Identify the lines that contain the string "watermark" and copy all of them.

Data entries
## start

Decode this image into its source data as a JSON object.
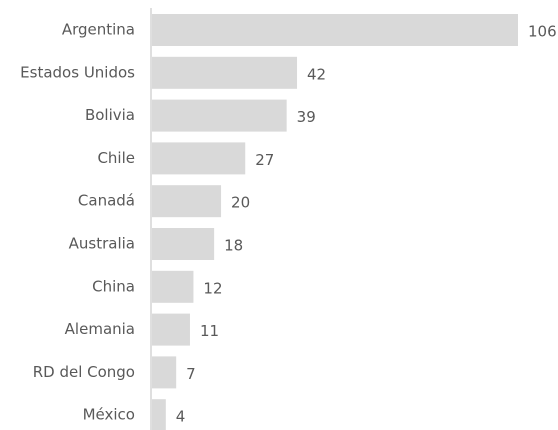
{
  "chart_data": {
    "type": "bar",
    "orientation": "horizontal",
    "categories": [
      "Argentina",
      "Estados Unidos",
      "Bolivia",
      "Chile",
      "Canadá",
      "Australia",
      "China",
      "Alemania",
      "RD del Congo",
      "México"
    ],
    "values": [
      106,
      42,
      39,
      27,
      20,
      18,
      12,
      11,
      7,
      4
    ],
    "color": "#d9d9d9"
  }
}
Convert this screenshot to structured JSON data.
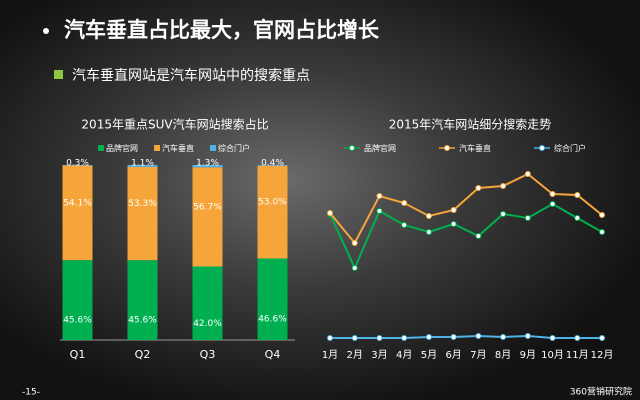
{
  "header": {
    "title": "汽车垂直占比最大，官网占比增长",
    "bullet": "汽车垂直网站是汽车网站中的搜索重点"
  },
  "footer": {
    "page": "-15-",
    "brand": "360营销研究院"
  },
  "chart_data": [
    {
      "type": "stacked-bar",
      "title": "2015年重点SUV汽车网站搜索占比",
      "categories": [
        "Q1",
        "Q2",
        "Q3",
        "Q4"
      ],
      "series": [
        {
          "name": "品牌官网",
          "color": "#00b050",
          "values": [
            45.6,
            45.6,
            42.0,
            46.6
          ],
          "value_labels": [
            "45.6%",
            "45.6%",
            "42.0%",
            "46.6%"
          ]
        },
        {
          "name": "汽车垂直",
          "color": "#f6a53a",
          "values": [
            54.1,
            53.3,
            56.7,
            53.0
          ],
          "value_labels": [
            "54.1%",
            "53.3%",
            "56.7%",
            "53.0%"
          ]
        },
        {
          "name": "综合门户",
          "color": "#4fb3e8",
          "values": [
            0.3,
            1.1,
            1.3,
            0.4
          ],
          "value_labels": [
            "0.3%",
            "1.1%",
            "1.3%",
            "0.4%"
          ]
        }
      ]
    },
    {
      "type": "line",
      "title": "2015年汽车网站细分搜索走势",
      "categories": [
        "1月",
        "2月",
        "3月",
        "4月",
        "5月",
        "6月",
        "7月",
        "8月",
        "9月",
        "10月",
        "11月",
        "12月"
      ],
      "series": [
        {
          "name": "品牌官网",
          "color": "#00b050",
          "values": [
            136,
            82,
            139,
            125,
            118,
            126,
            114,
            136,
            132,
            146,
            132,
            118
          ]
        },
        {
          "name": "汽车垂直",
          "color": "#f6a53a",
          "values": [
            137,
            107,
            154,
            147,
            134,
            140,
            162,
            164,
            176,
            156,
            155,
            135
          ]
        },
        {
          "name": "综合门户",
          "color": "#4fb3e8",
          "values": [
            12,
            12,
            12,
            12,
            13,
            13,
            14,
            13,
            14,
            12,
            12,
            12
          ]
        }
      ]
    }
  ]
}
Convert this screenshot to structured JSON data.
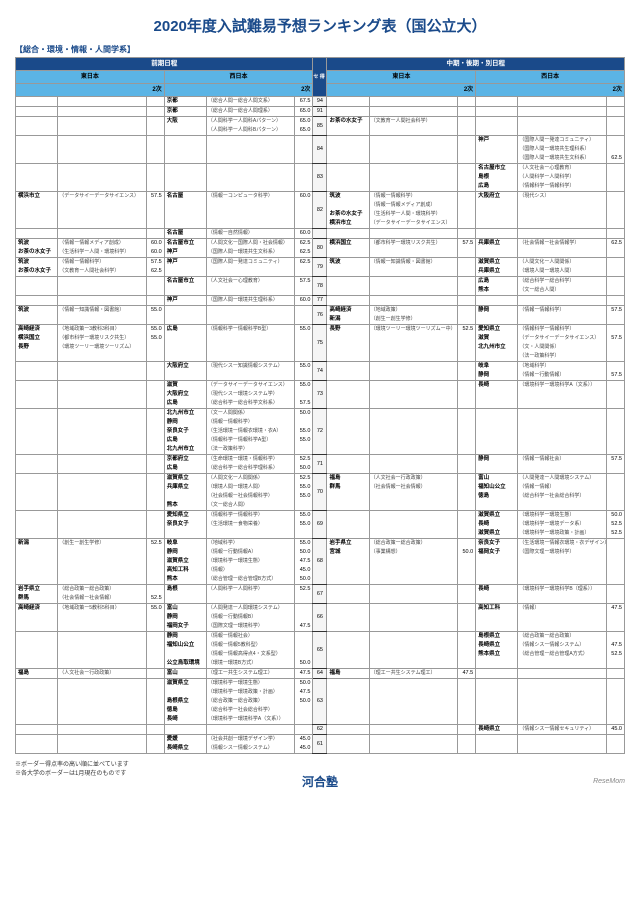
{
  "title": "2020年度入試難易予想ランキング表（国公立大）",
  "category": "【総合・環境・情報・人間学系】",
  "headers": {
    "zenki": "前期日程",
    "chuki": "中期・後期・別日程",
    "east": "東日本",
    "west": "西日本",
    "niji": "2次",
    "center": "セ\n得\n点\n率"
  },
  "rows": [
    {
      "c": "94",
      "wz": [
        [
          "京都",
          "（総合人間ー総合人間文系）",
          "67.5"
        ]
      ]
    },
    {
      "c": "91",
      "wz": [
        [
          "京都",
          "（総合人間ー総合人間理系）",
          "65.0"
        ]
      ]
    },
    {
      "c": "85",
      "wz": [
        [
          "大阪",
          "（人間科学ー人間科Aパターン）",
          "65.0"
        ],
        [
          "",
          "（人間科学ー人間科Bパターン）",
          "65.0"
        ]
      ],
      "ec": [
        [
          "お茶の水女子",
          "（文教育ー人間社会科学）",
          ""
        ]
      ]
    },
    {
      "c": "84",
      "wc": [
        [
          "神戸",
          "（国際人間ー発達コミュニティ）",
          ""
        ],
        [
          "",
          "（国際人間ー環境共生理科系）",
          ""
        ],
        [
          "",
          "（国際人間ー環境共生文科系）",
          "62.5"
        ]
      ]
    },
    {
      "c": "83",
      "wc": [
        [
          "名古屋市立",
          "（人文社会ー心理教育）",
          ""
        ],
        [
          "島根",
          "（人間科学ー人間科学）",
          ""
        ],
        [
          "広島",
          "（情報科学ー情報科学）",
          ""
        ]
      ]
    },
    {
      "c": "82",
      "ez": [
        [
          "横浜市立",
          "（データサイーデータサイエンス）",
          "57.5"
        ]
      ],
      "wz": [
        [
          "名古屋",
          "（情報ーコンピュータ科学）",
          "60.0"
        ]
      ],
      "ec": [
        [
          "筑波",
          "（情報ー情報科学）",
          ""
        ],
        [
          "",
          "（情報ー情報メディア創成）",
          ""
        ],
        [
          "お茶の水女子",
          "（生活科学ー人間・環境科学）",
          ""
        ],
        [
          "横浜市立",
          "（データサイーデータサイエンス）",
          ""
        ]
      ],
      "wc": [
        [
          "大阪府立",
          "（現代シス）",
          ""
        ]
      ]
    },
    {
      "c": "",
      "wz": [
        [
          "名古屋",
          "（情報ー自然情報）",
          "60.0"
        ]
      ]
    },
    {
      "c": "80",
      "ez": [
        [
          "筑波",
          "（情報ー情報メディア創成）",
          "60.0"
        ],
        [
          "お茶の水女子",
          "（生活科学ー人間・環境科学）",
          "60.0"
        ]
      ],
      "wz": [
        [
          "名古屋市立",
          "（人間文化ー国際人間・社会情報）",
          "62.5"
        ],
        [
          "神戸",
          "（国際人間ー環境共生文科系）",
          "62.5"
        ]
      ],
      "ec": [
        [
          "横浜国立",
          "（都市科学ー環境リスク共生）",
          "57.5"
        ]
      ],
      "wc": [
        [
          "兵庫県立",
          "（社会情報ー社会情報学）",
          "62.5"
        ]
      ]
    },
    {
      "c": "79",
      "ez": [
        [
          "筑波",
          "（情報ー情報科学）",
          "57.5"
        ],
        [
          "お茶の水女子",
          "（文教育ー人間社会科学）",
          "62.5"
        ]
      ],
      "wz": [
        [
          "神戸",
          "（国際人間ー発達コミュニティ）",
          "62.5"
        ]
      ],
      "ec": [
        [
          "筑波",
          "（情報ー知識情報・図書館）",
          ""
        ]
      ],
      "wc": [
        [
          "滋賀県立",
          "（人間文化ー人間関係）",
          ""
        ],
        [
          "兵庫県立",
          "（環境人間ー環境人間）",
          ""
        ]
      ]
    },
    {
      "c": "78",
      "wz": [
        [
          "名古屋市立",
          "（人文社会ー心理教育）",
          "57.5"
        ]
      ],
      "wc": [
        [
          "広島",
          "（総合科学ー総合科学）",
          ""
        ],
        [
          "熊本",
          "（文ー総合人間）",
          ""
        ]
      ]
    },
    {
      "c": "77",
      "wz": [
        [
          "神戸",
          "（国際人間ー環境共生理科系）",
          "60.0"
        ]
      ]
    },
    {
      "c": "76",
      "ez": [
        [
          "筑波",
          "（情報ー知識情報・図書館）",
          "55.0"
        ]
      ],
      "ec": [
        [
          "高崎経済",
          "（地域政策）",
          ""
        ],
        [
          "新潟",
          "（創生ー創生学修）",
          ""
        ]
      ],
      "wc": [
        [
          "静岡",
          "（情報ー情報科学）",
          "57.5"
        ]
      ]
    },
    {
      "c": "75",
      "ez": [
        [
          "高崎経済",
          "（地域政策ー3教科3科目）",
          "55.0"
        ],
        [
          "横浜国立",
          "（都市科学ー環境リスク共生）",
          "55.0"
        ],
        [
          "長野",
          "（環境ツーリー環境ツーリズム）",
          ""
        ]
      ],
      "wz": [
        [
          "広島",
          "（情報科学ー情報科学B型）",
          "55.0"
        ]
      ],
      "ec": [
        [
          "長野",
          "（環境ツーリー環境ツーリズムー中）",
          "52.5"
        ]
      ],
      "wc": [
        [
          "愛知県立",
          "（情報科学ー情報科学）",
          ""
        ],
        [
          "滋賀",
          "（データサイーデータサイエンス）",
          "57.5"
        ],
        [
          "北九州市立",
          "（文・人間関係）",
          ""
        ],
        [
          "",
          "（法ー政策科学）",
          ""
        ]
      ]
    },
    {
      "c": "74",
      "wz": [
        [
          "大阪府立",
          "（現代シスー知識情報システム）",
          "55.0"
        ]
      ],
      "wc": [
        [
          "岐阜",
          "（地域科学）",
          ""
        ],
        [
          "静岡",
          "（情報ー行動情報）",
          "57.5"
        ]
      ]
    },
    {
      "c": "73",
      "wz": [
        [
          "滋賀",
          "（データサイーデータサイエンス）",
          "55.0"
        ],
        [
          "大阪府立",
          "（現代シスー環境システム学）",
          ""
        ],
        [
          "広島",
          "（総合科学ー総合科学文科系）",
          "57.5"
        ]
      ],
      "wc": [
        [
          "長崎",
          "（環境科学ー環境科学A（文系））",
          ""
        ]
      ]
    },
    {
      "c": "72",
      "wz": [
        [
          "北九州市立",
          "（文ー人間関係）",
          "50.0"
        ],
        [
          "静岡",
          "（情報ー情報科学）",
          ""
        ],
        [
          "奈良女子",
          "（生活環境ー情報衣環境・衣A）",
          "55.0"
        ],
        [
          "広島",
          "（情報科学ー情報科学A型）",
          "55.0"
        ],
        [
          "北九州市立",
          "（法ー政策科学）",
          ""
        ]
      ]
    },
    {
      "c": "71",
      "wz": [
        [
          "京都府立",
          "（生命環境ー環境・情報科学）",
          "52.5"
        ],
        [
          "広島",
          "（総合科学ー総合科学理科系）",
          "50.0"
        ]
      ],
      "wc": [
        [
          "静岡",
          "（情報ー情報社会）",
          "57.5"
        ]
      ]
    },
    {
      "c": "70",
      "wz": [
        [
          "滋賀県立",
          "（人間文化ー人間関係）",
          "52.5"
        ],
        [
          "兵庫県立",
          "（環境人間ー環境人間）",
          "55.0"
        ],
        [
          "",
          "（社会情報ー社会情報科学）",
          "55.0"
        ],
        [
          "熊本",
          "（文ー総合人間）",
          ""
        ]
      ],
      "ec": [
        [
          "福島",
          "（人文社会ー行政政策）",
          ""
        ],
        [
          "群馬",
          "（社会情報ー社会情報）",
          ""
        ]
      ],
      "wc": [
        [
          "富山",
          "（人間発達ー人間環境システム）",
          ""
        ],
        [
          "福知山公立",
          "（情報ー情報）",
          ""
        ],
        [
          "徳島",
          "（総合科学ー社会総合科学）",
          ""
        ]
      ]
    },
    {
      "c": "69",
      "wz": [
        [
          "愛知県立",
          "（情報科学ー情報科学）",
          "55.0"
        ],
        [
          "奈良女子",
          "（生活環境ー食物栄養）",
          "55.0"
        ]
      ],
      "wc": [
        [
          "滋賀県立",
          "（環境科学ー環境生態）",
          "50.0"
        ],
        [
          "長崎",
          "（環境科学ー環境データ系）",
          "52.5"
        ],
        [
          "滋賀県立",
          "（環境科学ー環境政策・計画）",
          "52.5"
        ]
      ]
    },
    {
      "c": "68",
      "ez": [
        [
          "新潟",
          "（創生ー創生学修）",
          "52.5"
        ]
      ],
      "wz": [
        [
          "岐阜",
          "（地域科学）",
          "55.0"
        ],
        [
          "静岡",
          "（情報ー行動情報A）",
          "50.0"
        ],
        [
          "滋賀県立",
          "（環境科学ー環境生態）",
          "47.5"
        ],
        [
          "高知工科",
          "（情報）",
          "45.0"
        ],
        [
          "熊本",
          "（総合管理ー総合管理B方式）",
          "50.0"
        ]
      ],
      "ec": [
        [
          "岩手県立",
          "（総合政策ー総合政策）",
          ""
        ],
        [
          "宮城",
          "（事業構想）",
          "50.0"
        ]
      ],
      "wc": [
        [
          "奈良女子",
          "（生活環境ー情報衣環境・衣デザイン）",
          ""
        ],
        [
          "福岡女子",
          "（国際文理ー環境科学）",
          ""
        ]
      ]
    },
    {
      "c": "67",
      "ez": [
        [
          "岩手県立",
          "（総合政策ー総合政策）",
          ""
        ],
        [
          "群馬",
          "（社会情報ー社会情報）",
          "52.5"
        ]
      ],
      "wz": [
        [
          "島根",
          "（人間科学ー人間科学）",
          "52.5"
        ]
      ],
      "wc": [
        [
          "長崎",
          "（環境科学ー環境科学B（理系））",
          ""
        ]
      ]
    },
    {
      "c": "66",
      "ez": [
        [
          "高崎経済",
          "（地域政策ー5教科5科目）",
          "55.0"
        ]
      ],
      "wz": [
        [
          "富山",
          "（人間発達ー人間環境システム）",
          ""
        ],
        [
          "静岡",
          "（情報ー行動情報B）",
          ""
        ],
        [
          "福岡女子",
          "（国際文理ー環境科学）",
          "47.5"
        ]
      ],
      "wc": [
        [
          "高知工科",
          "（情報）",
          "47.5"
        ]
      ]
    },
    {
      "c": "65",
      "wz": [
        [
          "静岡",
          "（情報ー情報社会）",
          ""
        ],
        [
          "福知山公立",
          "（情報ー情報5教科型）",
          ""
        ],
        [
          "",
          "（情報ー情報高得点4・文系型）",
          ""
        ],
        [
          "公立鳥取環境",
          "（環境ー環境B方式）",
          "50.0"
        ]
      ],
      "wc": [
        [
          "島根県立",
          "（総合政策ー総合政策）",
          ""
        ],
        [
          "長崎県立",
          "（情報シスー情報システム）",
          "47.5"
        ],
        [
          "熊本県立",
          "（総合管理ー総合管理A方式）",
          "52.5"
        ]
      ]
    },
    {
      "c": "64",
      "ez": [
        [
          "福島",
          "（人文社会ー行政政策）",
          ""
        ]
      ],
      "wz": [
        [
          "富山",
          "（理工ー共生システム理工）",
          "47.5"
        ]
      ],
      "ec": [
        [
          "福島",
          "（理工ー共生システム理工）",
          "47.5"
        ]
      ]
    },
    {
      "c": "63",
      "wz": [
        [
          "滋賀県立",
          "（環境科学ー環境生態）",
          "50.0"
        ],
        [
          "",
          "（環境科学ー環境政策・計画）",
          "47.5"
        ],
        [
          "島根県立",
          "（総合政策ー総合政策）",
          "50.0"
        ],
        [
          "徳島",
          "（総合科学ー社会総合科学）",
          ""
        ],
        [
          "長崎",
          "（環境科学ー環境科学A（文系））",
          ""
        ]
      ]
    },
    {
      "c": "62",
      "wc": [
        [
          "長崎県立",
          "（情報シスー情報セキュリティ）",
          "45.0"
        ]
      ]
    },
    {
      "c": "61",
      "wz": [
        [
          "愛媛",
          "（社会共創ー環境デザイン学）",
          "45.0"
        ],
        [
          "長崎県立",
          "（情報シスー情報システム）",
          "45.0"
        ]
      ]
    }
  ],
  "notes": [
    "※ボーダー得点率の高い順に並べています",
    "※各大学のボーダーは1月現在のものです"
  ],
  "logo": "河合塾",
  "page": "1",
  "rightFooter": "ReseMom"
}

## end
## start

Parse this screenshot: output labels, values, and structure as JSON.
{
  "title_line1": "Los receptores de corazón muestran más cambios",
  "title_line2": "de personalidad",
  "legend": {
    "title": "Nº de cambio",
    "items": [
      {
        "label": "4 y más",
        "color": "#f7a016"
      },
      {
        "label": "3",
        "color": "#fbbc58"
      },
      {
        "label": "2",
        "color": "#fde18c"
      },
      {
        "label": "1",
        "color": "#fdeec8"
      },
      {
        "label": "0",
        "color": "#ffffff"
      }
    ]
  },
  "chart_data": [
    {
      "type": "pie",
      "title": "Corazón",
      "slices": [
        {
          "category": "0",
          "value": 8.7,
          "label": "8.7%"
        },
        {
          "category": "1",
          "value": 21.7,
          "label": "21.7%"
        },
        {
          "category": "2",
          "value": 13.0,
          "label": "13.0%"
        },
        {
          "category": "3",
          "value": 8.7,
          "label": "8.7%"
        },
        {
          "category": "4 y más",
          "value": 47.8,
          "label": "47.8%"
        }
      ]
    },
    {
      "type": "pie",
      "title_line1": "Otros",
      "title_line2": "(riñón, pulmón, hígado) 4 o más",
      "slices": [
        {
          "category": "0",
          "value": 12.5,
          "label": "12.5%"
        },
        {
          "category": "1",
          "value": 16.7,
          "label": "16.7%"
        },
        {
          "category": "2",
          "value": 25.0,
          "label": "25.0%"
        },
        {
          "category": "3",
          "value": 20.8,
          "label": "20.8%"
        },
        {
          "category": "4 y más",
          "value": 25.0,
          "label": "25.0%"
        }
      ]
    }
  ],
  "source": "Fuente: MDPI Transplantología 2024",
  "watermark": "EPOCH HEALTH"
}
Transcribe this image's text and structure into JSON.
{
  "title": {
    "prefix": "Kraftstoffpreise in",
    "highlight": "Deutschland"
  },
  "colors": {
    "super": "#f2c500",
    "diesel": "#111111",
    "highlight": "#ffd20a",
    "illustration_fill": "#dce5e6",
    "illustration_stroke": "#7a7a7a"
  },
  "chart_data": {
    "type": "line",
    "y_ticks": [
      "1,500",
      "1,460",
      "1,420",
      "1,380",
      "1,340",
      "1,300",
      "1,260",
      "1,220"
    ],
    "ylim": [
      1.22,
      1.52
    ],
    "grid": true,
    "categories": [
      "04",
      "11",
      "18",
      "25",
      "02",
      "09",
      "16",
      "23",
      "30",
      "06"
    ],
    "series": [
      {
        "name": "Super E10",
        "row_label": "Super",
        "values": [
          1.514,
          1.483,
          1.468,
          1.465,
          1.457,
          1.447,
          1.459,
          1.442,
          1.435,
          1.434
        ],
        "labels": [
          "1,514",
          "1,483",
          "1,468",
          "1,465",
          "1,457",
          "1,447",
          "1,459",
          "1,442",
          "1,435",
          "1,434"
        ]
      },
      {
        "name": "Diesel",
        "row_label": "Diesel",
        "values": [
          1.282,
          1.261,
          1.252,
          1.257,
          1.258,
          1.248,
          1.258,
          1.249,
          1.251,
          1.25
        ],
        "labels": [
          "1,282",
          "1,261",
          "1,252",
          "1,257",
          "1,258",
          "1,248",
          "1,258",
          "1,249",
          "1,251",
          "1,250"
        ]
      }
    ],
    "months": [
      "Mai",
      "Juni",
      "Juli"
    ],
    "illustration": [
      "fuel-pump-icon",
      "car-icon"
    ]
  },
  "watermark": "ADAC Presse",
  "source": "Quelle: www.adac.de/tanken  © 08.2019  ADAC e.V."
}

## end

» **The solution**:
  "watermark": "EPOCH HEALTH"
  "watermark": "ADAC Presse",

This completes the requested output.